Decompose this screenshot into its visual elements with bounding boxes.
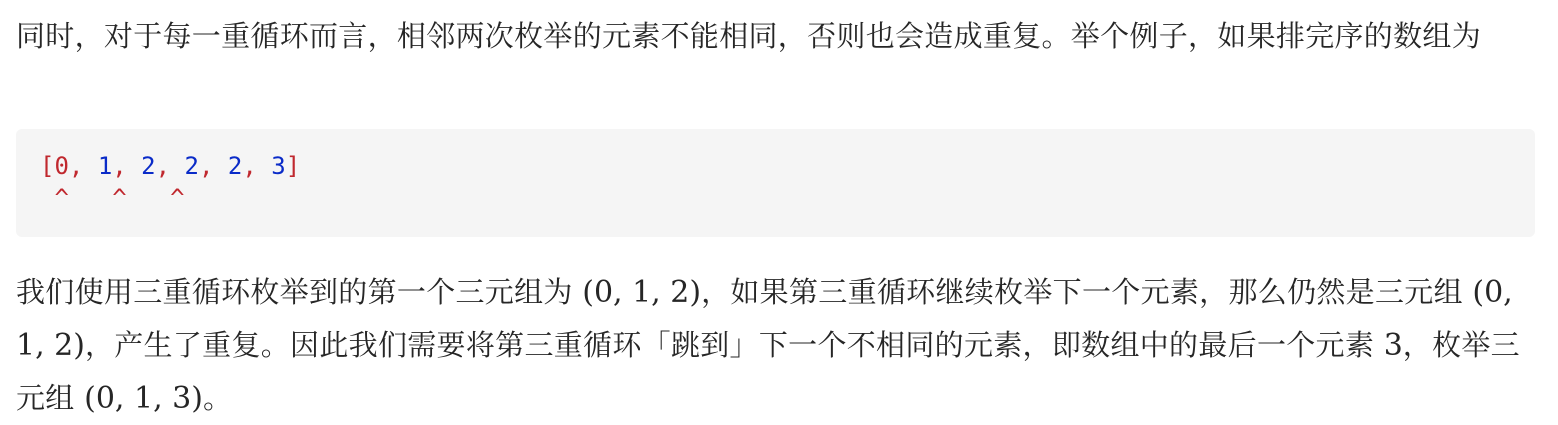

--

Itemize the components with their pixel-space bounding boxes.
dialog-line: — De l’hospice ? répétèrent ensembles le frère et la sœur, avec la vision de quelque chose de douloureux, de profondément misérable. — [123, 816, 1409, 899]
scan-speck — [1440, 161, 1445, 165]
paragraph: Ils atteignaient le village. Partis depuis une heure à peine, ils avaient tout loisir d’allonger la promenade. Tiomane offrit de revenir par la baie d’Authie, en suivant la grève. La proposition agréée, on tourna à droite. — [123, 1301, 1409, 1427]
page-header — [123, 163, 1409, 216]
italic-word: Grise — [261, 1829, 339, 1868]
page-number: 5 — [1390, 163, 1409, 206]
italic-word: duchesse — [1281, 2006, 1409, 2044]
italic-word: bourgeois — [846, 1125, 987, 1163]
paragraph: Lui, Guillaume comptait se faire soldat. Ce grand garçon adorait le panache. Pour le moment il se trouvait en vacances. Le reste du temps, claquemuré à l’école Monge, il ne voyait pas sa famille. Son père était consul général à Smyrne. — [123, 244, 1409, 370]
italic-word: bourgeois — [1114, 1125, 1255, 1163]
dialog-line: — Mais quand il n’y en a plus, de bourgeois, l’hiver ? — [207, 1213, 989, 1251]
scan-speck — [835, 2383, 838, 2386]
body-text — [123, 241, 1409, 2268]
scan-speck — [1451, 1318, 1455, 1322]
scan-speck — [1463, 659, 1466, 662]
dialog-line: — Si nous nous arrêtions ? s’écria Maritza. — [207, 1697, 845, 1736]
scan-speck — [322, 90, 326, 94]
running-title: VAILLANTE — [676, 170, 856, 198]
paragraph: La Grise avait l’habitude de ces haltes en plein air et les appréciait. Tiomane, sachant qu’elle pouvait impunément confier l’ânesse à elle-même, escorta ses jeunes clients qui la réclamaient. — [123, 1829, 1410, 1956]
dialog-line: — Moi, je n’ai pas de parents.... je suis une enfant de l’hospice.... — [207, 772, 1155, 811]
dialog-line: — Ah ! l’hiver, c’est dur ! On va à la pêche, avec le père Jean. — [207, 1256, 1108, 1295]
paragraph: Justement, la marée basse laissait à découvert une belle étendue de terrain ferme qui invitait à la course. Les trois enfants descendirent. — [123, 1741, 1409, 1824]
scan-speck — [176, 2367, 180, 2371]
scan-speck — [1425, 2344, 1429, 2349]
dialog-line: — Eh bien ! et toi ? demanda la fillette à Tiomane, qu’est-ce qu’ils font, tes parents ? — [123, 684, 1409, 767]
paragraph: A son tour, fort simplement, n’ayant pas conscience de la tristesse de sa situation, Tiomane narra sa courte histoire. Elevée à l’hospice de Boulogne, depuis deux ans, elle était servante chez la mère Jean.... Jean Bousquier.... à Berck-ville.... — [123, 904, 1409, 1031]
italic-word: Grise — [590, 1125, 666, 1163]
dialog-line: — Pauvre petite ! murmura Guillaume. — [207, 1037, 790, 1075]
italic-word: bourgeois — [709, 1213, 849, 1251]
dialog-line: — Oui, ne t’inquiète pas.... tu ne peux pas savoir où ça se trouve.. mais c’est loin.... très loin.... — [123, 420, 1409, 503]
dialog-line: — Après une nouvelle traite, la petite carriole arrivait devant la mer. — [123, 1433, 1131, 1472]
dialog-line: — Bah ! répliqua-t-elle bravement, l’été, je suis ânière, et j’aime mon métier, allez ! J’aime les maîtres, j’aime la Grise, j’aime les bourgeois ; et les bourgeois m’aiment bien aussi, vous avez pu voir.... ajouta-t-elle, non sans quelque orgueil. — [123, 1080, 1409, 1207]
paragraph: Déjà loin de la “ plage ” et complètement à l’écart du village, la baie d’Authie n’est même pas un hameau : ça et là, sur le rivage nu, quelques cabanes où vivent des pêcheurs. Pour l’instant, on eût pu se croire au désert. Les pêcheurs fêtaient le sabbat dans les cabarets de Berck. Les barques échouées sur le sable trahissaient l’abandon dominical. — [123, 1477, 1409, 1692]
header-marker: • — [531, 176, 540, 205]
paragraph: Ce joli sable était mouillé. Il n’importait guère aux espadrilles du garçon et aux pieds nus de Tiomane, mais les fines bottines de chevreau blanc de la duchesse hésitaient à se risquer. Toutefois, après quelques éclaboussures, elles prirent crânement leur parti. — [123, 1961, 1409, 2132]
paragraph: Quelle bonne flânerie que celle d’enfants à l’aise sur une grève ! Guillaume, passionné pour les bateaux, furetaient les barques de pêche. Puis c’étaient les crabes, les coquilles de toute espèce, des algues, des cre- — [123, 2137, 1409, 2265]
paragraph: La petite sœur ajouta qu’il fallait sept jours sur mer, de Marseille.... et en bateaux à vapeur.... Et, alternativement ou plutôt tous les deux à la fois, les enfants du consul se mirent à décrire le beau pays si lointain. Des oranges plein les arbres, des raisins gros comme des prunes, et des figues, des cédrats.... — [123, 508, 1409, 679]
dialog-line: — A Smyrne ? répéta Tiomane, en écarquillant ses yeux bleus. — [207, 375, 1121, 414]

**Exercise brief**
Could you retype the records character for character, from the line with "Itemize the components" through the line with "scan-speck — [1440, 161, 1445, 165]", both of those lines included?

**Result of this exercise**
Itemize the components with their pixel-space bounding boxes.
dialog-line: — De l’hospice ? répétèrent ensembles le frère et la sœur, avec la vision de quelque chose de douloureux, de profondément misérable. — [123, 816, 1409, 899]
scan-speck — [1440, 161, 1445, 165]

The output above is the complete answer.